RECORD EXTRACTS start

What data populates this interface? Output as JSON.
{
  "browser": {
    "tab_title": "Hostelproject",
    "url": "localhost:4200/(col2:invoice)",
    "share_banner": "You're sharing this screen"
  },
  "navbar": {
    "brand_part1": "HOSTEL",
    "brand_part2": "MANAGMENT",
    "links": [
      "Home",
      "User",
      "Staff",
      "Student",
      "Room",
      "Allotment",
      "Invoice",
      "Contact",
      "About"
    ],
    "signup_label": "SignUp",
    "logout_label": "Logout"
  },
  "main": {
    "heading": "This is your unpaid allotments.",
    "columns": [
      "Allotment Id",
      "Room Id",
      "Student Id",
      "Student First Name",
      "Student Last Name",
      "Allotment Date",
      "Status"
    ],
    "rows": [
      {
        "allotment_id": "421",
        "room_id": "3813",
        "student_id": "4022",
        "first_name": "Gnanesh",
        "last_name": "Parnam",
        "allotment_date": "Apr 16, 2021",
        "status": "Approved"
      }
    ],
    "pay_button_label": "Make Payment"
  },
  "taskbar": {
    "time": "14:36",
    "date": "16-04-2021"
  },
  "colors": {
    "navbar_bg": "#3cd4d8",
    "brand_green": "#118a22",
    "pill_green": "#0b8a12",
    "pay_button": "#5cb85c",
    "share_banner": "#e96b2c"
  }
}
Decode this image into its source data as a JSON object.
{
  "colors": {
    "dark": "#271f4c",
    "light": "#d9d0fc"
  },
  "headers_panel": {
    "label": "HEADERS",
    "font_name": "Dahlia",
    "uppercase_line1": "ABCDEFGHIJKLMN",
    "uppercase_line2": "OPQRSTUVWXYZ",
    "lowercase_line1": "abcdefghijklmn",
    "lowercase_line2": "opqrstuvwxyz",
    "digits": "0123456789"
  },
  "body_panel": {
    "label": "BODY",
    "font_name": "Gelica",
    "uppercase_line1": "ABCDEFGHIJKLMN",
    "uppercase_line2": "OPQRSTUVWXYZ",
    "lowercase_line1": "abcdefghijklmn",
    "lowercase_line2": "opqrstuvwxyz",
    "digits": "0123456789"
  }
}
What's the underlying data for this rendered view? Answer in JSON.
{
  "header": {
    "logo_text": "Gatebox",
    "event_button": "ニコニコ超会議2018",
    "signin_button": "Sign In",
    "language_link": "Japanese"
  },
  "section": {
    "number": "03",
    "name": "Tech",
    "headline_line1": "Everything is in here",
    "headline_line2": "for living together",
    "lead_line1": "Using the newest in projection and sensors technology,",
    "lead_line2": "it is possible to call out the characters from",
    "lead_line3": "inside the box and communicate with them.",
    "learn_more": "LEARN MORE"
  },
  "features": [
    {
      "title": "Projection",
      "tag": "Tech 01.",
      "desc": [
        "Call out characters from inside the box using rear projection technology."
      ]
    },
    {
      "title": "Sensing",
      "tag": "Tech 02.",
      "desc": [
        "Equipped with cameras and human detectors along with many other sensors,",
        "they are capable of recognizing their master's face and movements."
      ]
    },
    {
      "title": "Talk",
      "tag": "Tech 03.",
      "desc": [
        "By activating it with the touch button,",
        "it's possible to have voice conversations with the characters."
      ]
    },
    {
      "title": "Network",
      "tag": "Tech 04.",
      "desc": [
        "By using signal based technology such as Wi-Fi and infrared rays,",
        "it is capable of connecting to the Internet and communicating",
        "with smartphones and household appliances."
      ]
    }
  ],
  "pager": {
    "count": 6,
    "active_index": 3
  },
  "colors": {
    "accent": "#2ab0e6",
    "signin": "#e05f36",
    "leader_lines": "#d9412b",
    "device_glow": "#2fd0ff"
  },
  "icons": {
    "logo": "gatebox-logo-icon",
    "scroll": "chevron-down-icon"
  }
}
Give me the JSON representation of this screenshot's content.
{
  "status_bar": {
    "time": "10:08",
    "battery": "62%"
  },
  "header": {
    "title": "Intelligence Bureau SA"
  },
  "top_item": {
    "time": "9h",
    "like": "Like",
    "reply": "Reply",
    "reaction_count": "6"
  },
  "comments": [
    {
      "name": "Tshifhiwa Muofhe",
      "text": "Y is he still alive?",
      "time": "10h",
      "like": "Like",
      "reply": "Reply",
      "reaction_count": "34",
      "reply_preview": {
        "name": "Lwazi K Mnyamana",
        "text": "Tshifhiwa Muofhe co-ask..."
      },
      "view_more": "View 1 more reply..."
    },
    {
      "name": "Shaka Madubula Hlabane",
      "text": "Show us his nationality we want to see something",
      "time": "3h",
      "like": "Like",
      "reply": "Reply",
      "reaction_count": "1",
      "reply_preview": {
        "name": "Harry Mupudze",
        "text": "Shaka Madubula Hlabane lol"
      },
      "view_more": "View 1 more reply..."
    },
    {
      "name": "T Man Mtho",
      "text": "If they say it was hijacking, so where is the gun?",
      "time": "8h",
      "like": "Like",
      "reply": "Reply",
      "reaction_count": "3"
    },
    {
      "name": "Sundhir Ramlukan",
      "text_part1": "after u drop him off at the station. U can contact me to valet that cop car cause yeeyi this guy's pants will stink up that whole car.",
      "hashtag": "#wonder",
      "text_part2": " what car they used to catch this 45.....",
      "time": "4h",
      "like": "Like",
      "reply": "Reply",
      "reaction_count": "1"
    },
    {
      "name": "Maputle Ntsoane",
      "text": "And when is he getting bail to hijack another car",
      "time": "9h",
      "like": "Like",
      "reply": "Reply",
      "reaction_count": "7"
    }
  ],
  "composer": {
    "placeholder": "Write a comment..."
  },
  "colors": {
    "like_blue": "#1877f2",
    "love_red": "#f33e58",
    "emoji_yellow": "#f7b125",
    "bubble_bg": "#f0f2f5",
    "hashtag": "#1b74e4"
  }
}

RECORD EXTRACTS end

YOUR GOAL: Return all of the entries exactly as written.

TASK OUTPUT:
What data populates this interface? Output as JSON.
{
  "browser": {
    "tab_title": "Hostelproject",
    "url": "localhost:4200/(col2:invoice)",
    "share_banner": "You're sharing this screen"
  },
  "navbar": {
    "brand_part1": "HOSTEL",
    "brand_part2": "MANAGMENT",
    "links": [
      "Home",
      "User",
      "Staff",
      "Student",
      "Room",
      "Allotment",
      "Invoice",
      "Contact",
      "About"
    ],
    "signup_label": "SignUp",
    "logout_label": "Logout"
  },
  "main": {
    "heading": "This is your unpaid allotments.",
    "columns": [
      "Allotment Id",
      "Room Id",
      "Student Id",
      "Student First Name",
      "Student Last Name",
      "Allotment Date",
      "Status"
    ],
    "rows": [
      {
        "allotment_id": "421",
        "room_id": "3813",
        "student_id": "4022",
        "first_name": "Gnanesh",
        "last_name": "Parnam",
        "allotment_date": "Apr 16, 2021",
        "status": "Approved"
      }
    ],
    "pay_button_label": "Make Payment"
  },
  "taskbar": {
    "time": "14:36",
    "date": "16-04-2021"
  },
  "colors": {
    "navbar_bg": "#3cd4d8",
    "brand_green": "#118a22",
    "pill_green": "#0b8a12",
    "pay_button": "#5cb85c",
    "share_banner": "#e96b2c"
  }
}
Decode this image into its source data as a JSON object.
{
  "colors": {
    "dark": "#271f4c",
    "light": "#d9d0fc"
  },
  "headers_panel": {
    "label": "HEADERS",
    "font_name": "Dahlia",
    "uppercase_line1": "ABCDEFGHIJKLMN",
    "uppercase_line2": "OPQRSTUVWXYZ",
    "lowercase_line1": "abcdefghijklmn",
    "lowercase_line2": "opqrstuvwxyz",
    "digits": "0123456789"
  },
  "body_panel": {
    "label": "BODY",
    "font_name": "Gelica",
    "uppercase_line1": "ABCDEFGHIJKLMN",
    "uppercase_line2": "OPQRSTUVWXYZ",
    "lowercase_line1": "abcdefghijklmn",
    "lowercase_line2": "opqrstuvwxyz",
    "digits": "0123456789"
  }
}
What's the underlying data for this rendered view? Answer in JSON.
{
  "header": {
    "logo_text": "Gatebox",
    "event_button": "ニコニコ超会議2018",
    "signin_button": "Sign In",
    "language_link": "Japanese"
  },
  "section": {
    "number": "03",
    "name": "Tech",
    "headline_line1": "Everything is in here",
    "headline_line2": "for living together",
    "lead_line1": "Using the newest in projection and sensors technology,",
    "lead_line2": "it is possible to call out the characters from",
    "lead_line3": "inside the box and communicate with them.",
    "learn_more": "LEARN MORE"
  },
  "features": [
    {
      "title": "Projection",
      "tag": "Tech 01.",
      "desc": [
        "Call out characters from inside the box using rear projection technology."
      ]
    },
    {
      "title": "Sensing",
      "tag": "Tech 02.",
      "desc": [
        "Equipped with cameras and human detectors along with many other sensors,",
        "they are capable of recognizing their master's face and movements."
      ]
    },
    {
      "title": "Talk",
      "tag": "Tech 03.",
      "desc": [
        "By activating it with the touch button,",
        "it's possible to have voice conversations with the characters."
      ]
    },
    {
      "title": "Network",
      "tag": "Tech 04.",
      "desc": [
        "By using signal based technology such as Wi-Fi and infrared rays,",
        "it is capable of connecting to the Internet and communicating",
        "with smartphones and household appliances."
      ]
    }
  ],
  "pager": {
    "count": 6,
    "active_index": 3
  },
  "colors": {
    "accent": "#2ab0e6",
    "signin": "#e05f36",
    "leader_lines": "#d9412b",
    "device_glow": "#2fd0ff"
  },
  "icons": {
    "logo": "gatebox-logo-icon",
    "scroll": "chevron-down-icon"
  }
}
Give me the JSON representation of this screenshot's content.
{
  "status_bar": {
    "time": "10:08",
    "battery": "62%"
  },
  "header": {
    "title": "Intelligence Bureau SA"
  },
  "top_item": {
    "time": "9h",
    "like": "Like",
    "reply": "Reply",
    "reaction_count": "6"
  },
  "comments": [
    {
      "name": "Tshifhiwa Muofhe",
      "text": "Y is he still alive?",
      "time": "10h",
      "like": "Like",
      "reply": "Reply",
      "reaction_count": "34",
      "reply_preview": {
        "name": "Lwazi K Mnyamana",
        "text": "Tshifhiwa Muofhe co-ask..."
      },
      "view_more": "View 1 more reply..."
    },
    {
      "name": "Shaka Madubula Hlabane",
      "text": "Show us his nationality we want to see something",
      "time": "3h",
      "like": "Like",
      "reply": "Reply",
      "reaction_count": "1",
      "reply_preview": {
        "name": "Harry Mupudze",
        "text": "Shaka Madubula Hlabane lol"
      },
      "view_more": "View 1 more reply..."
    },
    {
      "name": "T Man Mtho",
      "text": "If they say it was hijacking, so where is the gun?",
      "time": "8h",
      "like": "Like",
      "reply": "Reply",
      "reaction_count": "3"
    },
    {
      "name": "Sundhir Ramlukan",
      "text_part1": "after u drop him off at the station. U can contact me to valet that cop car cause yeeyi this guy's pants will stink up that whole car.",
      "hashtag": "#wonder",
      "text_part2": " what car they used to catch this 45.....",
      "time": "4h",
      "like": "Like",
      "reply": "Reply",
      "reaction_count": "1"
    },
    {
      "name": "Maputle Ntsoane",
      "text": "And when is he getting bail to hijack another car",
      "time": "9h",
      "like": "Like",
      "reply": "Reply",
      "reaction_count": "7"
    }
  ],
  "composer": {
    "placeholder": "Write a comment..."
  },
  "colors": {
    "like_blue": "#1877f2",
    "love_red": "#f33e58",
    "emoji_yellow": "#f7b125",
    "bubble_bg": "#f0f2f5",
    "hashtag": "#1b74e4"
  }
}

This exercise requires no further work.